Problems:
a - According to the DMCA rulemaking passage, on what date did the latest triennial rulemaking begin?
b - Resume the DMCA rulemaking passage, picking up after its final sentence.

## Begin Document

Every three years the U.S. Copyright Office analyzes whether to revise and/or renew the Digital Millennium Copyright Act (DMCA) anti-circumvention provision. The latest triennial rulemaking reviewunder the DMCA relating to anti-circumvention provisions began on June 30, 2017, when the Copyright Office published a Notice of Inquiry requesting petitions to renew existing exemptions, and as well as petitions for new exemptions.

In a Notice of Proposed Rulemaking (NPRM) published in the Federal Register on October 26, 2017, the Copyright Office indicated that it would be recommending the each of the existing exemptions be readopted. The Copyright Office also began the public comment period for several newly-proposed exemptions.

## End Document
## Begin Extracted information

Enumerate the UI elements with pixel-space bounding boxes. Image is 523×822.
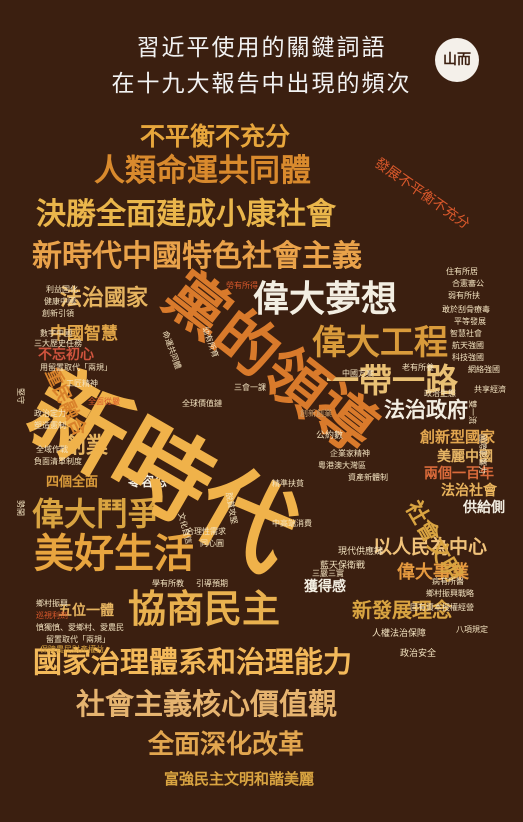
word-cloud-term: 鄉村振興 (36, 599, 68, 608)
word-cloud-term: 三大歷史任務 (34, 339, 82, 348)
word-cloud-term: 政治定力 (34, 409, 66, 418)
word-cloud-term: 公約數 (316, 431, 344, 441)
word-cloud-term: 老有所養 (402, 363, 434, 372)
word-cloud-term: 零容忍 (128, 475, 168, 490)
word-cloud-term: 全球價值鏈 (182, 399, 222, 408)
word-cloud-term: 堅守 (16, 388, 25, 404)
word-cloud-term: 引導預期 (196, 579, 228, 588)
word-cloud-term: 不忘初心 (38, 347, 94, 363)
word-cloud-term: 學有所教 (152, 579, 184, 588)
word-cloud-term: 智慧社會 (450, 329, 482, 338)
word-cloud-term: 美麗中國 (437, 449, 493, 465)
word-cloud-term: 資產新體制 (348, 473, 388, 482)
word-cloud-term: 八項規定 (456, 625, 488, 634)
word-cloud-term: 精準扶貧 (272, 479, 304, 488)
word-cloud-term: 健康中國 (44, 297, 76, 306)
word-cloud-term: 用留置取代「兩規」 (40, 363, 112, 372)
word-cloud-term: 法治政府 (384, 398, 468, 422)
word-cloud-term: 數字中國 (40, 329, 72, 338)
word-cloud-term: 合憲審公 (452, 279, 484, 288)
word-cloud-term: 留置取代「兩規」 (46, 635, 110, 644)
word-cloud-term: 新時代中國特色社會主義 (32, 239, 362, 274)
word-cloud-term: 合理性需求 (186, 527, 226, 536)
word-cloud-term: 全面深化改革 (148, 730, 305, 760)
word-cloud-term: 法治社會 (441, 483, 497, 499)
word-cloud-term: 雙一流 (468, 400, 477, 424)
word-cloud-term: 法治國家 (60, 286, 149, 311)
word-cloud-term: 保障農民財產權益 (40, 645, 104, 654)
word-cloud-term: 偉大夢想 (253, 279, 398, 320)
word-cloud-term: 勢開 (16, 500, 25, 516)
word-cloud-term: 創新型國家 (420, 428, 496, 446)
word-cloud-term: 住有所居 (446, 267, 478, 276)
word-cloud-term: 新發展理念 (352, 598, 452, 622)
word-cloud-term: 供給側 (463, 500, 505, 516)
word-cloud-term: 兩個一百年 (424, 466, 494, 482)
word-cloud-term: 協商民主 (128, 587, 281, 631)
word-cloud-term: 粵港澳大灣區 (318, 461, 366, 470)
word-cloud-term: 平等發展 (454, 317, 486, 326)
word-cloud-term: 同心圓 (200, 539, 224, 548)
word-cloud-term: 負面清單制度 (34, 457, 82, 466)
word-cloud-term: 共享經濟 (474, 385, 506, 394)
word-cloud-term: 國家治理體系和治理能力 (33, 645, 353, 679)
word-cloud-term: 敢於刮骨療毒 (442, 305, 490, 314)
word-cloud-term: 科技強國 (452, 353, 484, 362)
word-cloud-term: 五位一體 (58, 603, 114, 619)
word-cloud-term: 人權法治保障 (372, 629, 427, 639)
word-cloud-term: 巡視利劍 (36, 611, 68, 620)
word-cloud-term: 現代供應鏈 (338, 547, 384, 557)
title-line-2: 在十九大報告中出現的頻次 (111, 71, 412, 97)
word-cloud-term: 勞有所得 (226, 281, 258, 290)
word-cloud-term: 決勝全面建成小康社會 (36, 197, 336, 232)
word-cloud-term: 國際影響力 (478, 434, 487, 474)
word-cloud-term: 病有所醫 (432, 577, 464, 586)
word-cloud-term: 網絡強國 (468, 365, 500, 374)
word-cloud-term: 固有資本授權經營 (410, 603, 474, 612)
word-cloud-term: 全域作戰 (36, 445, 68, 454)
word-cloud-term: 全面從嚴 (88, 397, 120, 406)
word-cloud-term: 企業家精神 (330, 449, 370, 458)
word-cloud-term: 獲得感 (304, 579, 346, 595)
word-cloud-term: 創業 (64, 434, 109, 459)
word-cloud-term: 偉大工程 (312, 323, 448, 363)
word-cloud-term: 中國智慧 (50, 324, 118, 344)
title-line-1: 習近平使用的關鍵詞語 (136, 35, 387, 61)
word-cloud-term: 美好生活 (34, 531, 194, 577)
word-cloud-term: 航天強國 (452, 341, 484, 350)
word-cloud-term: 創新創業 (300, 409, 332, 418)
word-cloud-term: 利益固化 (46, 285, 78, 294)
word-cloud-term: 三會一課 (234, 383, 266, 392)
logo: 山而 (435, 38, 479, 82)
word-cloud-background (32, 116, 492, 788)
word-cloud-term: 偉大事業 (397, 562, 469, 583)
word-cloud-term: 三嚴三實 (312, 569, 344, 578)
word-cloud-term: 弱有所扶 (448, 291, 480, 300)
word-cloud-term: 塑造憲制 (34, 421, 66, 430)
word-cloud-term: 政治安全 (400, 649, 437, 659)
word-cloud-term: 四個全面 (46, 475, 99, 490)
word-cloud-term: 中高端消費 (272, 519, 312, 528)
word-cloud-term: 藍天保衛戰 (320, 561, 366, 571)
word-cloud-term: 人類命運共同體 (94, 153, 311, 189)
word-cloud-term: 政治生態 (424, 389, 456, 398)
word-cloud-term: 偉大鬥爭 (32, 495, 161, 533)
word-cloud-term: 創新引領 (42, 309, 74, 318)
word-cloud-term: 富強民主文明和諧美麗 (164, 770, 315, 788)
word-cloud-term: 以人民為中心 (373, 536, 488, 558)
word-cloud-term: 一帶一路 (326, 361, 458, 400)
word-cloud-term: 工匠精神 (66, 379, 98, 388)
word-cloud-term: 鄉村振興戰略 (426, 589, 474, 598)
word-cloud-term: 中國方案 (342, 369, 374, 378)
word-cloud-term: 慎獨慎、愛鄉村、愛農民 (36, 623, 124, 632)
word-cloud-term: 社會主義核心價值觀 (76, 687, 338, 721)
word-cloud-term: 不平衡不充分 (140, 122, 291, 151)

## End Extracted information

Expected answers:
a - June 30, 2017.

b -
One of the proposals published in the October 26, 2017 NPRM related to the preservation of video games. In part the proposal read:

The proposed class would expand upon the current exemption (codified at 37 CFR 201.40(b)(8)) permitting circumvention ‘‘by an eligible library, archives, or museum,’’ of TPMs protecting video games, for which outside server support has been discontinued. Specifically, The Museum of Art and Digital Entertainment (‘‘MADE’’) proposes expanding the existing exemption ‘‘to further include multiplayer online games, video games with online multiplayer features, and massively multiplayer online games (MMOs), whether stored physically or in downloadable formats, and [to] add preservationists affiliated with archival institutions as users.’’

Recently, a non-profit organization called The Museum of Art and Digital Entertainment (The MADE), submitted comments on the proposal to amend the DMCA to preserve abandoned video games. Abandoned video games are those that have been discontinued by the video game publisher after the game’s lifespan has ended. The DMCA already has video game preservation exemptions but the exemptions do not apply to video games requiring an online server.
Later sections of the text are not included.